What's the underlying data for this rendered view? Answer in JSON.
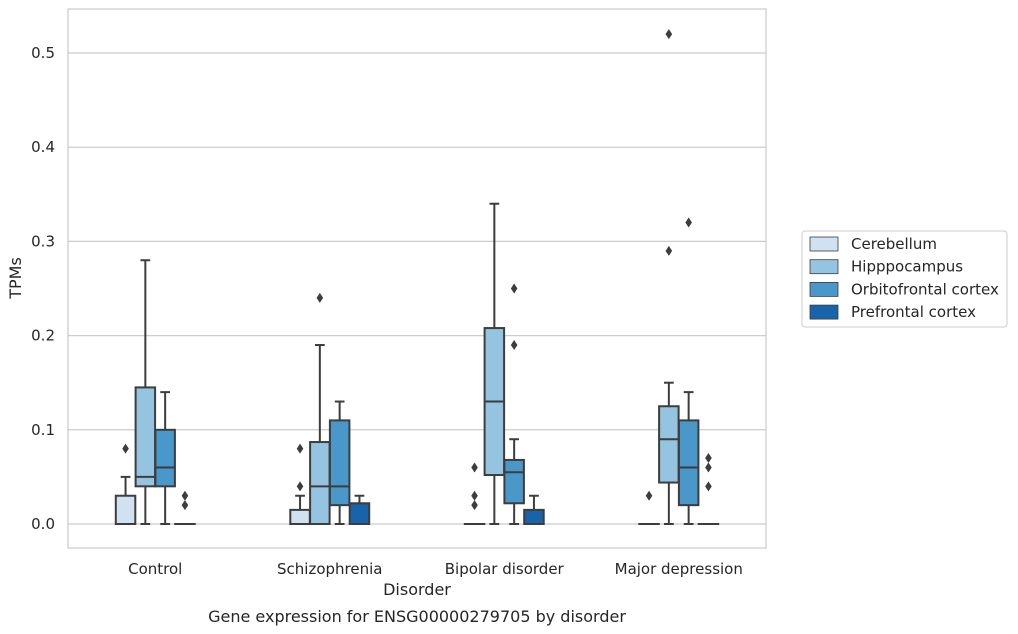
{
  "chart_data": {
    "type": "boxplot",
    "caption": "Gene expression for ENSG00000279705 by disorder",
    "xlabel": "Disorder",
    "ylabel": "TPMs",
    "ylim": [
      -0.025,
      0.548
    ],
    "yticks": [
      0.0,
      0.1,
      0.2,
      0.3,
      0.4,
      0.5
    ],
    "ytick_labels": [
      "0.0",
      "0.1",
      "0.2",
      "0.3",
      "0.4",
      "0.5"
    ],
    "grid": "horizontal",
    "legend_position": "right",
    "categories": [
      "Control",
      "Schizophrenia",
      "Bipolar disorder",
      "Major depression"
    ],
    "series": [
      {
        "name": "Cerebellum",
        "color": "#d0e1f2",
        "boxes": [
          {
            "q1": 0.0,
            "median": 0.0,
            "q3": 0.03,
            "whisker_low": 0.0,
            "whisker_high": 0.05,
            "outliers": [
              0.08
            ]
          },
          {
            "q1": 0.0,
            "median": 0.0,
            "q3": 0.015,
            "whisker_low": 0.0,
            "whisker_high": 0.03,
            "outliers": [
              0.04,
              0.08
            ]
          },
          {
            "q1": 0.0,
            "median": 0.0,
            "q3": 0.0,
            "whisker_low": 0.0,
            "whisker_high": 0.0,
            "outliers": [
              0.02,
              0.03,
              0.06
            ]
          },
          {
            "q1": 0.0,
            "median": 0.0,
            "q3": 0.0,
            "whisker_low": 0.0,
            "whisker_high": 0.0,
            "outliers": [
              0.03
            ]
          }
        ]
      },
      {
        "name": "Hipppocampus",
        "color": "#94c4df",
        "boxes": [
          {
            "q1": 0.04,
            "median": 0.05,
            "q3": 0.145,
            "whisker_low": 0.0,
            "whisker_high": 0.28,
            "outliers": []
          },
          {
            "q1": 0.0,
            "median": 0.04,
            "q3": 0.087,
            "whisker_low": 0.0,
            "whisker_high": 0.19,
            "outliers": [
              0.24
            ]
          },
          {
            "q1": 0.052,
            "median": 0.13,
            "q3": 0.208,
            "whisker_low": 0.0,
            "whisker_high": 0.34,
            "outliers": []
          },
          {
            "q1": 0.044,
            "median": 0.09,
            "q3": 0.125,
            "whisker_low": 0.0,
            "whisker_high": 0.15,
            "outliers": [
              0.29,
              0.52
            ]
          }
        ]
      },
      {
        "name": "Orbitofrontal cortex",
        "color": "#4a98c9",
        "boxes": [
          {
            "q1": 0.04,
            "median": 0.06,
            "q3": 0.1,
            "whisker_low": 0.0,
            "whisker_high": 0.14,
            "outliers": []
          },
          {
            "q1": 0.02,
            "median": 0.04,
            "q3": 0.11,
            "whisker_low": 0.0,
            "whisker_high": 0.13,
            "outliers": []
          },
          {
            "q1": 0.022,
            "median": 0.055,
            "q3": 0.068,
            "whisker_low": 0.0,
            "whisker_high": 0.09,
            "outliers": [
              0.19,
              0.25
            ]
          },
          {
            "q1": 0.02,
            "median": 0.06,
            "q3": 0.11,
            "whisker_low": 0.0,
            "whisker_high": 0.14,
            "outliers": [
              0.32
            ]
          }
        ]
      },
      {
        "name": "Prefrontal cortex",
        "color": "#1764ab",
        "boxes": [
          {
            "q1": 0.0,
            "median": 0.0,
            "q3": 0.0,
            "whisker_low": 0.0,
            "whisker_high": 0.0,
            "outliers": [
              0.02,
              0.03
            ]
          },
          {
            "q1": 0.0,
            "median": 0.0,
            "q3": 0.022,
            "whisker_low": 0.0,
            "whisker_high": 0.03,
            "outliers": []
          },
          {
            "q1": 0.0,
            "median": 0.0,
            "q3": 0.015,
            "whisker_low": 0.0,
            "whisker_high": 0.03,
            "outliers": []
          },
          {
            "q1": 0.0,
            "median": 0.0,
            "q3": 0.0,
            "whisker_low": 0.0,
            "whisker_high": 0.0,
            "outliers": [
              0.04,
              0.06,
              0.07
            ]
          }
        ]
      }
    ]
  }
}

= = = =

■ **Objective**
Report back each line of the entries that holds the string "cortex".

■ **Solution to this problem**
        "name": "Orbitofrontal cortex",
        "name": "Prefrontal cortex",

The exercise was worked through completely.